■ What to do ■
Set down each record exactly as written.

■ Data extracted from a collection ■
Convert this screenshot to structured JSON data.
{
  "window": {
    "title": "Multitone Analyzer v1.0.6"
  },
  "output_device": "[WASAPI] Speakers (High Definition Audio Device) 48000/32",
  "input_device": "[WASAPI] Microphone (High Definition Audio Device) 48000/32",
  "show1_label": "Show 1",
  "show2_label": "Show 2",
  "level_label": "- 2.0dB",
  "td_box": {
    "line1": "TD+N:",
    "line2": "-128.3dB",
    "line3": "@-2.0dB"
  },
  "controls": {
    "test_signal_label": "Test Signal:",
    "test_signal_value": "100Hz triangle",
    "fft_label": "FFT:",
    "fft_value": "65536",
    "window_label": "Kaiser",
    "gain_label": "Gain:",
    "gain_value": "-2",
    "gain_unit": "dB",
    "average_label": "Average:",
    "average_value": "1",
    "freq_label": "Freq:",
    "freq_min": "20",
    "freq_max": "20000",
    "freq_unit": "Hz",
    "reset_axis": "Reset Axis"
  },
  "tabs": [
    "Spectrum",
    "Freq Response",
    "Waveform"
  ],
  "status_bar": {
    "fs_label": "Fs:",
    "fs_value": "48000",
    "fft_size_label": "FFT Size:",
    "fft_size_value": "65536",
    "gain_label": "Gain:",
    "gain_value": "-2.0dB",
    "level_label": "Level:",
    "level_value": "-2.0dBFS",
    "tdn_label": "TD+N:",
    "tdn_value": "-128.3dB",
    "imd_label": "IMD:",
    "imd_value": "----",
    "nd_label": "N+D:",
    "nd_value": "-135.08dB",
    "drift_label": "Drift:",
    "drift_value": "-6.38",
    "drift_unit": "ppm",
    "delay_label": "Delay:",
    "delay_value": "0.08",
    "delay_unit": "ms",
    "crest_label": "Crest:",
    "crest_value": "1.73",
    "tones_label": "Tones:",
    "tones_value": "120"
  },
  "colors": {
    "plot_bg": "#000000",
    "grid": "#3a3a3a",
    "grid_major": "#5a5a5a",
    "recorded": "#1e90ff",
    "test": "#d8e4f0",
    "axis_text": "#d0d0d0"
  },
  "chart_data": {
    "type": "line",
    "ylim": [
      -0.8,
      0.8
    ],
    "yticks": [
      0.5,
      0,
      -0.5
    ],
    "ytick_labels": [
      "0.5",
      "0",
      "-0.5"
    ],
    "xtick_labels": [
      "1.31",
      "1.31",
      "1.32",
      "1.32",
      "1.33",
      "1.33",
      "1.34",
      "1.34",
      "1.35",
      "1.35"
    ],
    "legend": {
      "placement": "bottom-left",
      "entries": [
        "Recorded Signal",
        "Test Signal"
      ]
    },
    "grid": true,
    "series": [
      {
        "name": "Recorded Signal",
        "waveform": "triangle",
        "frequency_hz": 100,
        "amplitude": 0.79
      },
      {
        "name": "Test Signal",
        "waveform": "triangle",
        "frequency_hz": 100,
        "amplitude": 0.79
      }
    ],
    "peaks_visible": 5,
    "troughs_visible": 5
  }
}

■ Worked solution ■
Convert this screenshot to structured JSON data.
{
  "window": {
    "title": "Multitone Analyzer v1.0.6"
  },
  "output_device": "[WASAPI] Speakers (High Definition Audio Device) 48000/32",
  "input_device": "[WASAPI] Microphone (High Definition Audio Device) 48000/32",
  "show1_label": "Show 1",
  "show2_label": "Show 2",
  "level_label": "- 2.0dB",
  "td_box": {
    "line1": "TD+N:",
    "line2": "-128.3dB",
    "line3": "@-2.0dB"
  },
  "controls": {
    "test_signal_label": "Test Signal:",
    "test_signal_value": "100Hz triangle",
    "fft_label": "FFT:",
    "fft_value": "65536",
    "window_label": "Kaiser",
    "gain_label": "Gain:",
    "gain_value": "-2",
    "gain_unit": "dB",
    "average_label": "Average:",
    "average_value": "1",
    "freq_label": "Freq:",
    "freq_min": "20",
    "freq_max": "20000",
    "freq_unit": "Hz",
    "reset_axis": "Reset Axis"
  },
  "tabs": [
    "Spectrum",
    "Freq Response",
    "Waveform"
  ],
  "status_bar": {
    "fs_label": "Fs:",
    "fs_value": "48000",
    "fft_size_label": "FFT Size:",
    "fft_size_value": "65536",
    "gain_label": "Gain:",
    "gain_value": "-2.0dB",
    "level_label": "Level:",
    "level_value": "-2.0dBFS",
    "tdn_label": "TD+N:",
    "tdn_value": "-128.3dB",
    "imd_label": "IMD:",
    "imd_value": "----",
    "nd_label": "N+D:",
    "nd_value": "-135.08dB",
    "drift_label": "Drift:",
    "drift_value": "-6.38",
    "drift_unit": "ppm",
    "delay_label": "Delay:",
    "delay_value": "0.08",
    "delay_unit": "ms",
    "crest_label": "Crest:",
    "crest_value": "1.73",
    "tones_label": "Tones:",
    "tones_value": "120"
  },
  "colors": {
    "plot_bg": "#000000",
    "grid": "#3a3a3a",
    "grid_major": "#5a5a5a",
    "recorded": "#1e90ff",
    "test": "#d8e4f0",
    "axis_text": "#d0d0d0"
  },
  "chart_data": {
    "type": "line",
    "ylim": [
      -0.8,
      0.8
    ],
    "yticks": [
      0.5,
      0,
      -0.5
    ],
    "ytick_labels": [
      "0.5",
      "0",
      "-0.5"
    ],
    "xtick_labels": [
      "1.31",
      "1.31",
      "1.32",
      "1.32",
      "1.33",
      "1.33",
      "1.34",
      "1.34",
      "1.35",
      "1.35"
    ],
    "legend": {
      "placement": "bottom-left",
      "entries": [
        "Recorded Signal",
        "Test Signal"
      ]
    },
    "grid": true,
    "series": [
      {
        "name": "Recorded Signal",
        "waveform": "triangle",
        "frequency_hz": 100,
        "amplitude": 0.79
      },
      {
        "name": "Test Signal",
        "waveform": "triangle",
        "frequency_hz": 100,
        "amplitude": 0.79
      }
    ],
    "peaks_visible": 5,
    "troughs_visible": 5
  }
}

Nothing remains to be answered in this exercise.